— START Material provided —

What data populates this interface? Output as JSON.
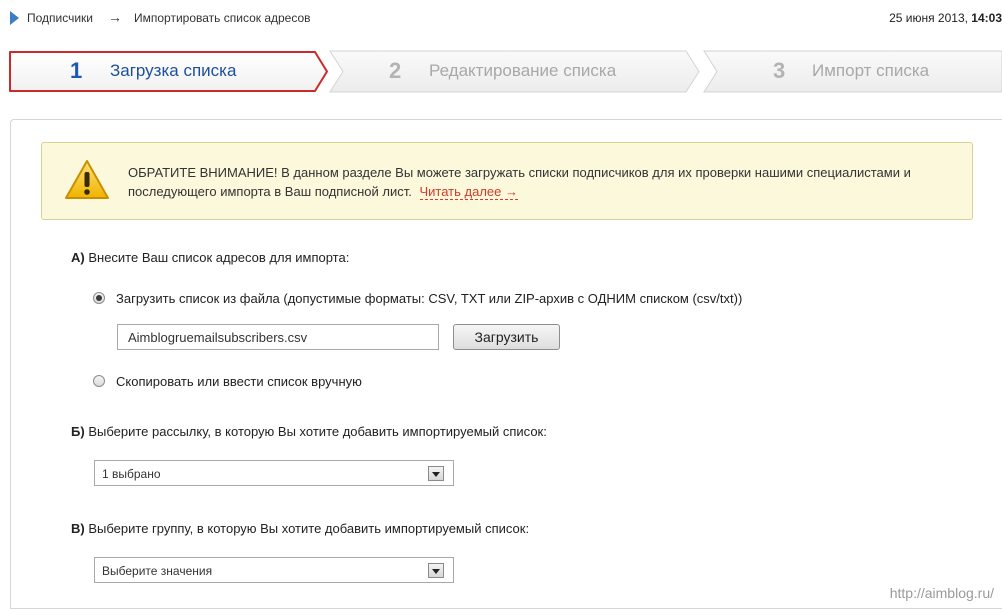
{
  "breadcrumb": {
    "item1": "Подписчики",
    "separator": "→",
    "item2": "Импортировать список адресов"
  },
  "datetime": {
    "date": "25 июня 2013,",
    "time": "14:03"
  },
  "steps": [
    {
      "num": "1",
      "label": "Загрузка списка",
      "active": true
    },
    {
      "num": "2",
      "label": "Редактирование списка",
      "active": false
    },
    {
      "num": "3",
      "label": "Импорт списка",
      "active": false
    }
  ],
  "notice": {
    "text": "ОБРАТИТЕ ВНИМАНИЕ! В данном разделе Вы можете загружать списки подписчиков для их проверки нашими специалистами и последующего импорта в Ваш подписной лист.",
    "link": "Читать далее →"
  },
  "sectionA": {
    "letter": "А)",
    "label": "Внесите Ваш список адресов для импорта:",
    "option_file": "Загрузить список из файла (допустимые форматы: CSV, TXT или ZIP-архив с ОДНИМ списком (csv/txt))",
    "file_value": "Aimblogruemailsubscribers.csv",
    "upload_button": "Загрузить",
    "option_manual": "Скопировать или ввести список вручную"
  },
  "sectionB": {
    "letter": "Б)",
    "label": "Выберите рассылку, в которую Вы хотите добавить импортируемый список:",
    "select_value": "1 выбрано"
  },
  "sectionC": {
    "letter": "В)",
    "label": "Выберите группу, в которую Вы хотите добавить импортируемый список:",
    "select_value": "Выберите значения"
  },
  "watermark": "http://aimblog.ru/",
  "colors": {
    "accent": "#1e58b4",
    "active_border": "#cc2a2a",
    "link": "#d23b2a",
    "notice_bg": "#fcf8dc"
  }
}
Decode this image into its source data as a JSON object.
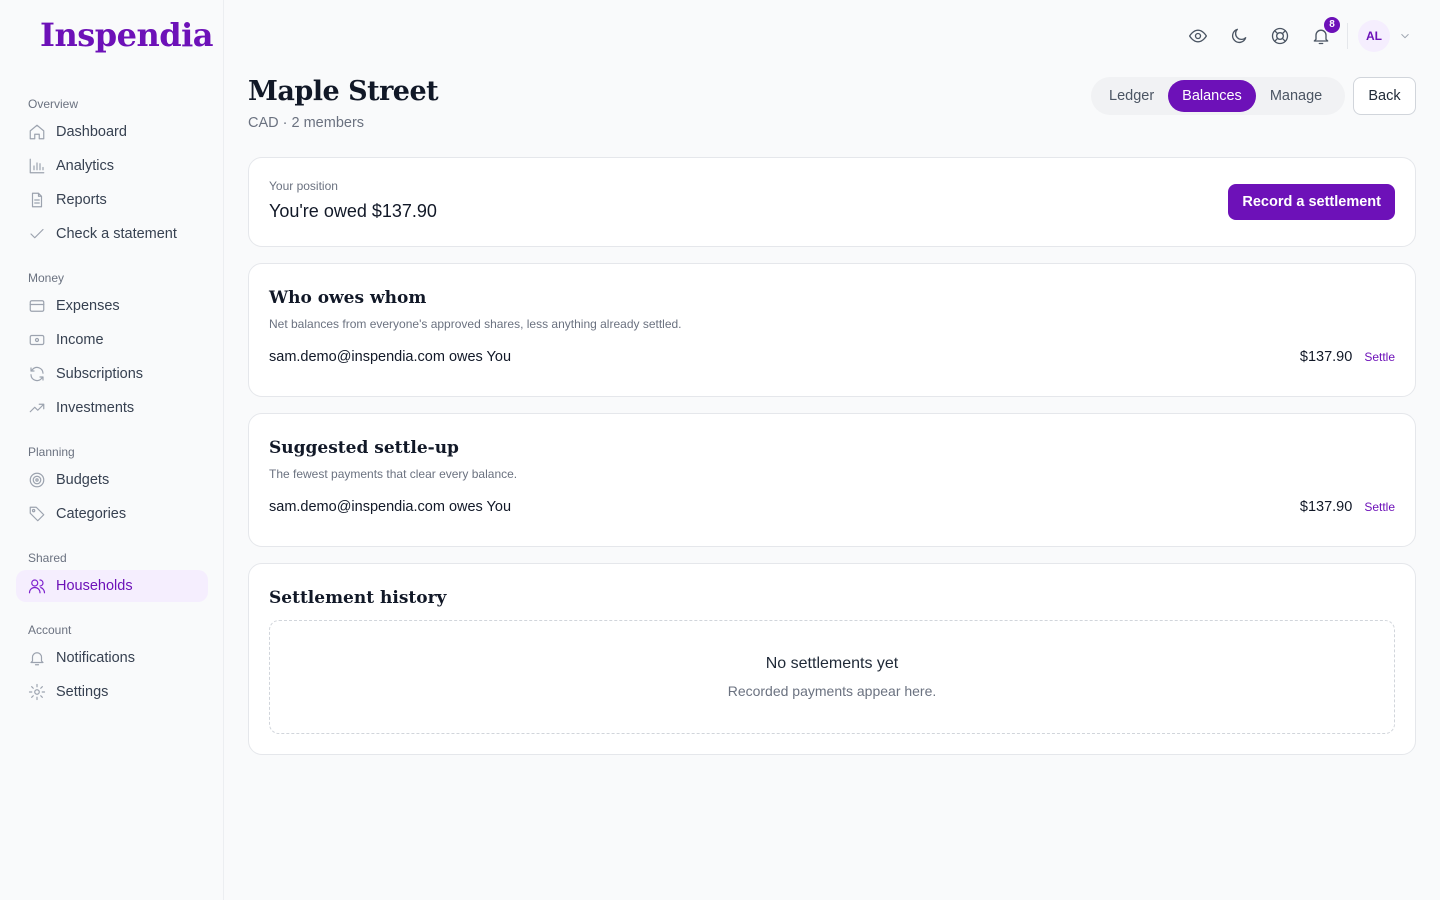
{
  "brand": "Inspendia",
  "sidebar": {
    "sections": [
      {
        "heading": "Overview",
        "items": [
          {
            "label": "Dashboard",
            "icon": "home-icon"
          },
          {
            "label": "Analytics",
            "icon": "bar-chart-icon"
          },
          {
            "label": "Reports",
            "icon": "document-icon"
          },
          {
            "label": "Check a statement",
            "icon": "check-icon"
          }
        ]
      },
      {
        "heading": "Money",
        "items": [
          {
            "label": "Expenses",
            "icon": "credit-card-icon"
          },
          {
            "label": "Income",
            "icon": "banknote-icon"
          },
          {
            "label": "Subscriptions",
            "icon": "refresh-icon"
          },
          {
            "label": "Investments",
            "icon": "trending-up-icon"
          }
        ]
      },
      {
        "heading": "Planning",
        "items": [
          {
            "label": "Budgets",
            "icon": "target-icon"
          },
          {
            "label": "Categories",
            "icon": "tag-icon"
          }
        ]
      },
      {
        "heading": "Shared",
        "items": [
          {
            "label": "Households",
            "icon": "users-icon",
            "active": true
          }
        ]
      },
      {
        "heading": "Account",
        "items": [
          {
            "label": "Notifications",
            "icon": "bell-icon"
          },
          {
            "label": "Settings",
            "icon": "gear-icon"
          }
        ]
      }
    ]
  },
  "topbar": {
    "notification_count": "8",
    "avatar_initials": "AL"
  },
  "page": {
    "title": "Maple Street",
    "subtitle": "CAD · 2 members",
    "tabs": [
      "Ledger",
      "Balances",
      "Manage"
    ],
    "active_tab": "Balances",
    "back_label": "Back"
  },
  "position": {
    "label": "Your position",
    "value": "You're owed $137.90",
    "button": "Record a settlement"
  },
  "who_owes": {
    "title": "Who owes whom",
    "description": "Net balances from everyone's approved shares, less anything already settled.",
    "row": {
      "who": "sam.demo@inspendia.com owes You",
      "amount": "$137.90",
      "action": "Settle"
    }
  },
  "suggested": {
    "title": "Suggested settle-up",
    "description": "The fewest payments that clear every balance.",
    "row": {
      "who": "sam.demo@inspendia.com owes You",
      "amount": "$137.90",
      "action": "Settle"
    }
  },
  "history": {
    "title": "Settlement history",
    "empty_title": "No settlements yet",
    "empty_sub": "Recorded payments appear here."
  },
  "colors": {
    "accent": "#6d11b8",
    "accent_soft": "#f5eefe"
  }
}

— END Material provided —

Aim
Reproduce the records, all of them, word for word; omit the pictures.

Response
What data populates this interface? Output as JSON.
{
  "breadcrumb": {
    "item1": "Подписчики",
    "separator": "→",
    "item2": "Импортировать список адресов"
  },
  "datetime": {
    "date": "25 июня 2013,",
    "time": "14:03"
  },
  "steps": [
    {
      "num": "1",
      "label": "Загрузка списка",
      "active": true
    },
    {
      "num": "2",
      "label": "Редактирование списка",
      "active": false
    },
    {
      "num": "3",
      "label": "Импорт списка",
      "active": false
    }
  ],
  "notice": {
    "text": "ОБРАТИТЕ ВНИМАНИЕ! В данном разделе Вы можете загружать списки подписчиков для их проверки нашими специалистами и последующего импорта в Ваш подписной лист.",
    "link": "Читать далее →"
  },
  "sectionA": {
    "letter": "А)",
    "label": "Внесите Ваш список адресов для импорта:",
    "option_file": "Загрузить список из файла (допустимые форматы: CSV, TXT или ZIP-архив с ОДНИМ списком (csv/txt))",
    "file_value": "Aimblogruemailsubscribers.csv",
    "upload_button": "Загрузить",
    "option_manual": "Скопировать или ввести список вручную"
  },
  "sectionB": {
    "letter": "Б)",
    "label": "Выберите рассылку, в которую Вы хотите добавить импортируемый список:",
    "select_value": "1 выбрано"
  },
  "sectionC": {
    "letter": "В)",
    "label": "Выберите группу, в которую Вы хотите добавить импортируемый список:",
    "select_value": "Выберите значения"
  },
  "watermark": "http://aimblog.ru/",
  "colors": {
    "accent": "#1e58b4",
    "active_border": "#cc2a2a",
    "link": "#d23b2a",
    "notice_bg": "#fcf8dc"
  }
}
Decode this image into its source data as a JSON object.
{
  "brand": "Inspendia",
  "sidebar": {
    "sections": [
      {
        "heading": "Overview",
        "items": [
          {
            "label": "Dashboard",
            "icon": "home-icon"
          },
          {
            "label": "Analytics",
            "icon": "bar-chart-icon"
          },
          {
            "label": "Reports",
            "icon": "document-icon"
          },
          {
            "label": "Check a statement",
            "icon": "check-icon"
          }
        ]
      },
      {
        "heading": "Money",
        "items": [
          {
            "label": "Expenses",
            "icon": "credit-card-icon"
          },
          {
            "label": "Income",
            "icon": "banknote-icon"
          },
          {
            "label": "Subscriptions",
            "icon": "refresh-icon"
          },
          {
            "label": "Investments",
            "icon": "trending-up-icon"
          }
        ]
      },
      {
        "heading": "Planning",
        "items": [
          {
            "label": "Budgets",
            "icon": "target-icon"
          },
          {
            "label": "Categories",
            "icon": "tag-icon"
          }
        ]
      },
      {
        "heading": "Shared",
        "items": [
          {
            "label": "Households",
            "icon": "users-icon",
            "active": true
          }
        ]
      },
      {
        "heading": "Account",
        "items": [
          {
            "label": "Notifications",
            "icon": "bell-icon"
          },
          {
            "label": "Settings",
            "icon": "gear-icon"
          }
        ]
      }
    ]
  },
  "topbar": {
    "notification_count": "8",
    "avatar_initials": "AL"
  },
  "page": {
    "title": "Maple Street",
    "subtitle": "CAD · 2 members",
    "tabs": [
      "Ledger",
      "Balances",
      "Manage"
    ],
    "active_tab": "Balances",
    "back_label": "Back"
  },
  "position": {
    "label": "Your position",
    "value": "You're owed $137.90",
    "button": "Record a settlement"
  },
  "who_owes": {
    "title": "Who owes whom",
    "description": "Net balances from everyone's approved shares, less anything already settled.",
    "row": {
      "who": "sam.demo@inspendia.com owes You",
      "amount": "$137.90",
      "action": "Settle"
    }
  },
  "suggested": {
    "title": "Suggested settle-up",
    "description": "The fewest payments that clear every balance.",
    "row": {
      "who": "sam.demo@inspendia.com owes You",
      "amount": "$137.90",
      "action": "Settle"
    }
  },
  "history": {
    "title": "Settlement history",
    "empty_title": "No settlements yet",
    "empty_sub": "Recorded payments appear here."
  },
  "colors": {
    "accent": "#6d11b8",
    "accent_soft": "#f5eefe"
  }
}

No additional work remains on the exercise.